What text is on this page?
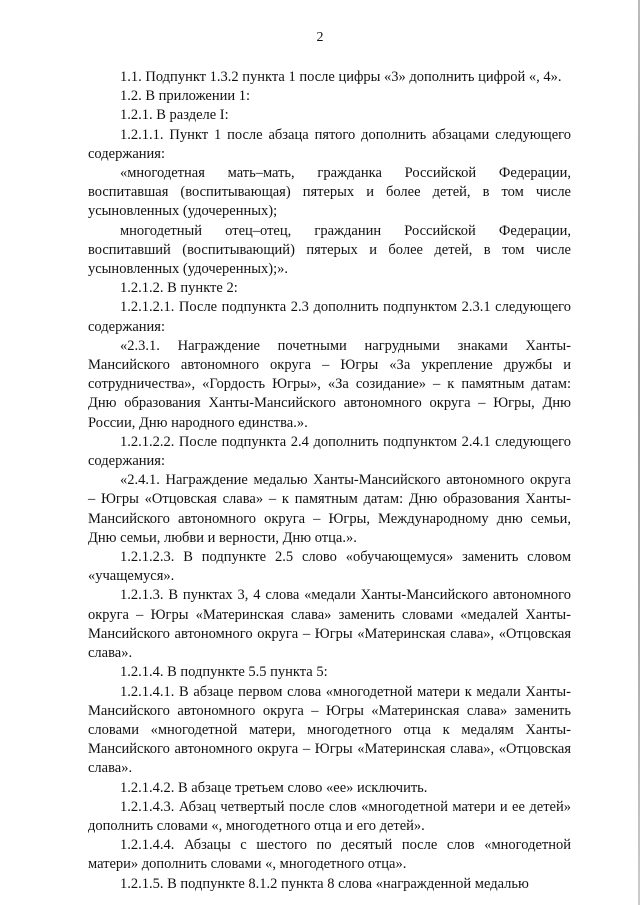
2

1.1. Подпункт 1.3.2 пункта 1 после цифры «3» дополнить цифрой «, 4».

1.2. В приложении 1:

1.2.1. В разделе I:

1.2.1.1. Пункт 1 после абзаца пятого дополнить абзацами следующего содержания:

«многодетная мать–мать, гражданка Российской Федерации, воспитавшая (воспитывающая) пятерых и более детей, в том числе усыновленных (удочеренных);

многодетный отец–отец, гражданин Российской Федерации, воспитавший (воспитывающий) пятерых и более детей, в том числе усыновленных (удочеренных);».

1.2.1.2. В пункте 2:

1.2.1.2.1. После подпункта 2.3 дополнить подпунктом 2.3.1 следующего содержания:

«2.3.1. Награждение почетными нагрудными знаками Ханты-Мансийского автономного округа – Югры «За укрепление дружбы и сотрудничества», «Гордость Югры», «За созидание» – к памятным датам: Дню образования Ханты-Мансийского автономного округа – Югры, Дню России, Дню народного единства.».

1.2.1.2.2. После подпункта 2.4 дополнить подпунктом 2.4.1 следующего содержания:

«2.4.1. Награждение медалью Ханты-Мансийского автономного округа – Югры «Отцовская слава» – к памятным датам: Дню образования Ханты-Мансийского автономного округа – Югры, Международному дню семьи, Дню семьи, любви и верности, Дню отца.».

1.2.1.2.3. В подпункте 2.5 слово «обучающемуся» заменить словом «учащемуся».

1.2.1.3. В пунктах 3, 4 слова «медали Ханты-Мансийского автономного округа – Югры «Материнская слава» заменить словами «медалей Ханты-Мансийского автономного округа – Югры «Материнская слава», «Отцовская слава».

1.2.1.4. В подпункте 5.5 пункта 5:

1.2.1.4.1. В абзаце первом слова «многодетной матери к медали Ханты-Мансийского автономного округа – Югры «Материнская слава» заменить словами «многодетной матери, многодетного отца к медалям Ханты-Мансийского автономного округа – Югры «Материнская слава», «Отцовская слава».

1.2.1.4.2. В абзаце третьем слово «ее» исключить.

1.2.1.4.3. Абзац четвертый после слов «многодетной матери и ее детей» дополнить словами «, многодетного отца и его детей».

1.2.1.4.4. Абзацы с шестого по десятый после слов «многодетной матери» дополнить словами «, многодетного отца».

1.2.1.5. В подпункте 8.1.2 пункта 8 слова «награжденной медалью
- - - - -
## AIM OF THE EXERCISE
Extract each line holding the string "подпункте".

## CORRECT RESULT
1.2.1.2.3. В подпункте 2.5 слово «обучающемуся» заменить словом «учащемуся».
1.2.1.4. В подпункте 5.5 пункта 5:
1.2.1.5. В подпункте 8.1.2 пункта 8 слова «награжденной медалью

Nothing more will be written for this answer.